Work to complete >>
Gather every line from the entries below that includes "实践教学环节结束后".
------------------------------------------------------------
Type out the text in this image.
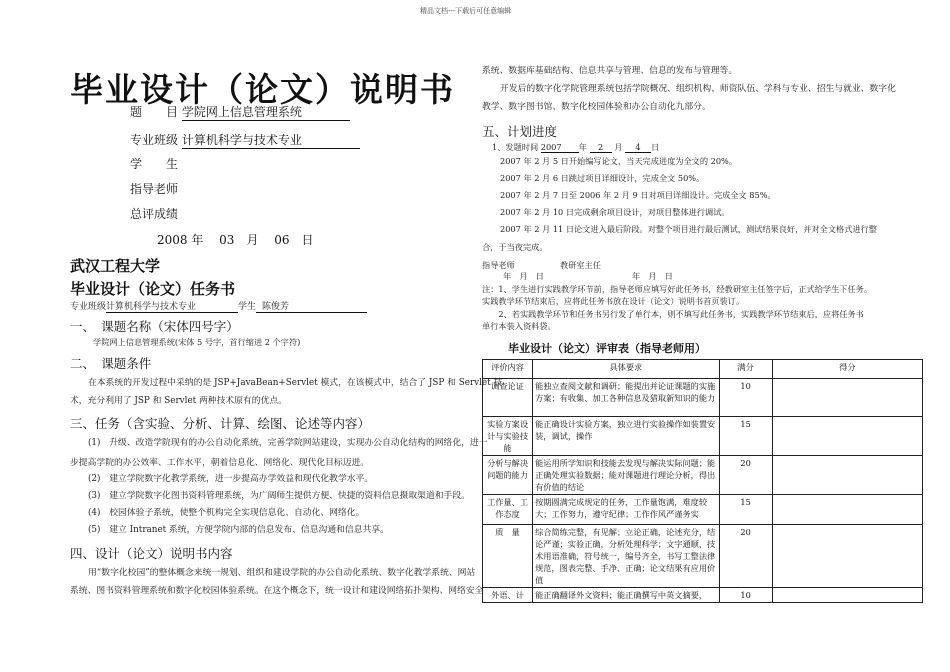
精品文档---下载后可任意编辑
毕业设计（论文）说明书
题　　目 学院网上信息管理系统
专业班级 计算机科学与技术专业
学　　生
指导老师
总评成绩
2008 年　 03　月　 06　日
武汉工程大学
毕业设计（论文）任务书
专业班级计算机科学与技术专业	学生 陈俊芳
一、　课题名称（宋体四号字）
学院网上信息管理系统(宋体 5 号字，首行缩进 2 个字符)
二、　课题条件
在本系统的开发过程中采纳的是 JSP+JavaBean+Servlet 模式，在该模式中，结合了 JSP 和 Servlet 技
术，充分利用了 JSP 和 Servlet 两种技术原有的优点。
三、任务（含实验、分析、计算、绘图、论述等内容）
(1)　升级、改造学院现有的办公自动化系统，完善学院网站建设，实现办公自动化结构的网络化，进一
步提高学院的办公效率、工作水平，朝着信息化、网络化、现代化目标迈进。
(2)　建立学院数字化教学系统，进一步提高办学效益和现代化教学水平。
(3)　建立学院数字化图书资料管理系统，为广阔师生提供方便、快捷的资料信息摄取渠道和手段。
(4)　校园体验子系统，使整个机构完全实现信息化、自动化、网络化。
(5)　建立 Intranet 系统，方便学院内部的信息发布、信息沟通和信息共享。
四、设计（论文）说明书内容
用“数字化校园”的整体概念来统一规划、组织和建设学院的办公自动化系统、数字化教学系统、网站
系统、图书资料管理系统和数字化校园体验系统。在这个概念下，统一设计和建设网络拓扑架构、网络安全
系统、数据库基础结构、信息共享与管理、信息的发布与管理等。
开发后的数字化学院管理系统包括学院概况、组织机构、师资队伍、学科与专业、招生与就业、数字化
教学、数字图书馆、数字化校园体验和办公自动化九部分。
五、计划进度
1、发题时间 2007 年 2 月 4 日
2007 年 2 月 5 日开始编写论文，当天完成进度为全文的 20%。
2007 年 2 月 6 日跳过项目详细设计，完成全文 50%。
2007 年 2 月 7 日至 2006 年 2 月 9 日对项目详细设计。完成全文 85%。
2007 年 2 月 10 日完成剩余项目设计，对项目整体进行调试。
2007 年 2 月 11 日论文进入最后阶段。对整个项目进行最后测试，测试结果良好，并对全文格式进行整
合，于当夜完成。
指导老师	教研室主任
年　月　日	年　月　日
注：1、学生进行实践教学环节前，指导老师应填写好此任务书，经教研室主任签字后，正式给学生下任务。
实践教学环节结束后，应将此任务书放在设计（论文）说明书首页装订。
　　2、若实践教学环节和任务书另行发了单行本，则不填写此任务书，实践教学环节结束后，应将任务书
单行本装入资料袋。
毕业设计（论文）评审表（指导老师用）
评价内容	具体要求	满分	得分
调查论证	能独立查阅文献和调研；能提出并论证课题的实施方案；有收集、加工各种信息及猎取新知识的能力	10	
实验方案设计与实验技能	能正确设计实验方案，独立进行实验操作如装置安装，调试，操作	15	
分析与解决问题的能力	能运用所学知识和技能去发现与解决实际问题；能正确处理实验数据；能对课题进行理论分析，得出有价值的结论	20	
工作量、工作态度	按期圆满完成规定的任务，工作量饱满，难度较大；工作努力，遵守纪律；工作作风严谨务实	15	
质　量	综合简练完整，有见解；立论正确，论述充分，结论严谨；实验正确，分析处理科学；文字通顺，技术用语准确，符号统一，编号齐全，书写工整法律规范，图表完整、手净、正确；论文结果有应用价值	20	
外语、计	能正确翻译外文资料；能正确撰写中英文摘要，	10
------------------------------------------------------------
Task output >>
实践教学环节结束后，应将此任务书放在设计（论文）说明书首页装订。
　　2、若实践教学环节和任务书另行发了单行本，则不填写此任务书，实践教学环节结束后，应将任务书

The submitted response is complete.